=== Given exercise ===
Reproduce all the entries exactly.

(Structured figure records)
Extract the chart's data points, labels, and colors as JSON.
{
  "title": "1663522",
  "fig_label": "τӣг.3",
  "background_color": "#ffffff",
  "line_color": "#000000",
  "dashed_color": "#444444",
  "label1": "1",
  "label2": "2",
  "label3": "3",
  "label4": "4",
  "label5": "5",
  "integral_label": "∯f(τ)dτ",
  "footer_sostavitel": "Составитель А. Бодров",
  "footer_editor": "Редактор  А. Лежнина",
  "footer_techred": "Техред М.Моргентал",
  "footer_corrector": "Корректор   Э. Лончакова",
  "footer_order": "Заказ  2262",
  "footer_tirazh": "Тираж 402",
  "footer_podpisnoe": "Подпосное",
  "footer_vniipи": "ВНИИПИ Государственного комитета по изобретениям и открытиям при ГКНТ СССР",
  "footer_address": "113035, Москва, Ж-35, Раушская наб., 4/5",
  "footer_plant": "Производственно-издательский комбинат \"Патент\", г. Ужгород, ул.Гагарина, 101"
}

=== Output for this task ===
Extract the chart's data points, labels, and colors as JSON.
{
  "title": "1663522",
  "fig_label": "τӣг.3",
  "background_color": "#ffffff",
  "line_color": "#000000",
  "dashed_color": "#444444",
  "label1": "1",
  "label2": "2",
  "label3": "3",
  "label4": "4",
  "label5": "5",
  "integral_label": "∯f(τ)dτ",
  "footer_sostavitel": "Составитель А. Бодров",
  "footer_editor": "Редактор  А. Лежнина",
  "footer_techred": "Техред М.Моргентал",
  "footer_corrector": "Корректор   Э. Лончакова",
  "footer_order": "Заказ  2262",
  "footer_tirazh": "Тираж 402",
  "footer_podpisnoe": "Подпосное",
  "footer_vniipи": "ВНИИПИ Государственного комитета по изобретениям и открытиям при ГКНТ СССР",
  "footer_address": "113035, Москва, Ж-35, Раушская наб., 4/5",
  "footer_plant": "Производственно-издательский комбинат \"Патент\", г. Ужгород, ул.Гагарина, 101"
}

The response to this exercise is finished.